● **Instruction**: Scan the following material for the string "nhất" and copy each line in which it appears.

● **Material shown**:
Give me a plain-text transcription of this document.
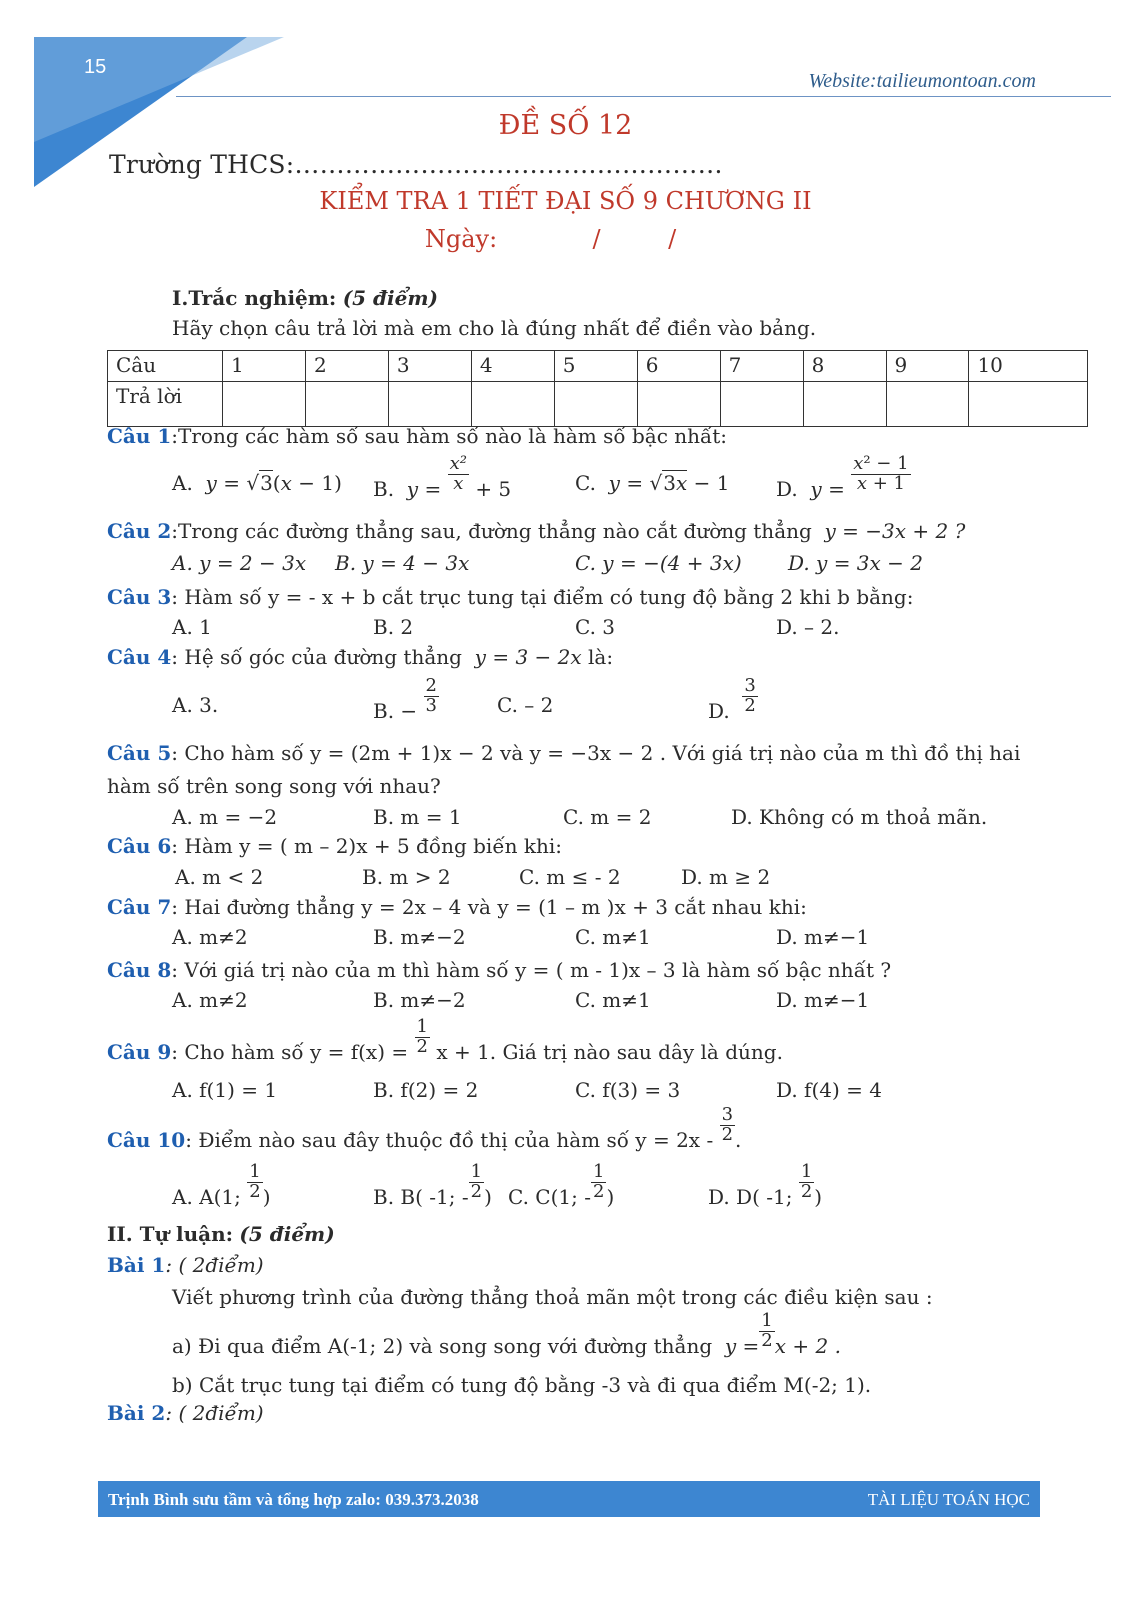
15
Website:tailieumontoan.com
ĐỀ SỐ 12
Trường THCS:……………………………………………
KIỂM TRA 1 TIẾT ĐẠI SỐ 9 CHƯƠNG II
Ngày:	/	/
I.Trắc nghiệm: (5 điểm)
Hãy chọn câu trả lời mà em cho là đúng nhất để điền vào bảng.
Câu	1	2	3	4	5	6	7	8	9	10
Trả lời										
Câu 1:Trong các hàm số sau hàm số nào là hàm số bậc nhất:
A. y = √3(x − 1) B. $y = \frac{\text{x²}}{x} + 5$	C. y = √3x − 1 D. $y = \frac{\text{x² − 1}}{x + 1}$
Câu 2:Trong các đường thẳng sau, đường thẳng nào cắt đường thẳng y = −3x + 2 ?
A. y = 2 − 3x B. y = 4 − 3x	C. y = −(4 + 3x) D. y = 3x − 2
Câu 3: Hàm số y = - x + b cắt trục tung tại điểm có tung độ bằng 2 khi b bằng:
A. 1	B. 2	C. 3	D. – 2.
Câu 4: Hệ số góc của đường thẳng y = 3 − 2x là:
A. 3.	B. − $\frac{2}{3}$	C. – 2	D. $\frac{3}{2}$
Câu 5: Cho hàm số y = (2m + 1)x − 2 và y = −3x − 2 . Với giá trị nào của m thì đồ thị hai
hàm số trên song song với nhau?
A. m = −2	B. m = 1	C. m = 2	D. Không có m thoả mãn.
Câu 6: Hàm y = ( m – 2)x + 5 đồng biến khi:
A. m < 2	B. m > 2	C. m ≤ - 2	D. m ≥ 2
Câu 7: Hai đường thẳng y = 2x – 4 và y = (1 – m )x + 3 cắt nhau khi:
A. m≠2	B. m≠−2	C. m≠1	D. m≠−1
Câu 8: Với giá trị nào của m thì hàm số y = ( m - 1)x – 3 là hàm số bậc nhất ?
A. m≠2	B. m≠−2	C. m≠1	D. m≠−1
Câu 9: Cho hàm số $y = f(x) = \frac{1}{2}$ x + 1. Giá trị nào sau dây là dúng.
A. f(1) = 1	B. f(2) = 2	C. f(3) = 3	D. f(4) = 4
Câu 10: Điểm nào sau đây thuộc đồ thị của hàm số $y = 2x - \frac{3}{2}$ .
A. A(1; $\frac{1}{2}$ )	B. B( -1; - $\frac{1}{2}$ ) C. C(1; - $\frac{1}{2}$ )	D. D( -1; $\frac{1}{2}$ )
II. Tự luận: (5 điểm)
Bài 1: ( 2điểm)
Viết phương trình của đường thẳng thoả mãn một trong các điều kiện sau :
a) Đi qua điểm A(-1; 2) và song song với đường thẳng $y = \frac{1}{2}$ x + 2 .
b) Cắt trục tung tại điểm có tung độ bằng -3 và đi qua điểm M(-2; 1).
Bài 2: ( 2điểm)
Trịnh Bình sưu tầm và tổng hợp zalo: 039.373.2038	TÀI LIỆU TOÁN HỌC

● **Response**:
Hãy chọn câu trả lời mà em cho là đúng nhất để điền vào bảng.
Câu 1:Trong các hàm số sau hàm số nào là hàm số bậc nhất:
Câu 8: Với giá trị nào của m thì hàm số y = ( m - 1)x – 3 là hàm số bậc nhất ?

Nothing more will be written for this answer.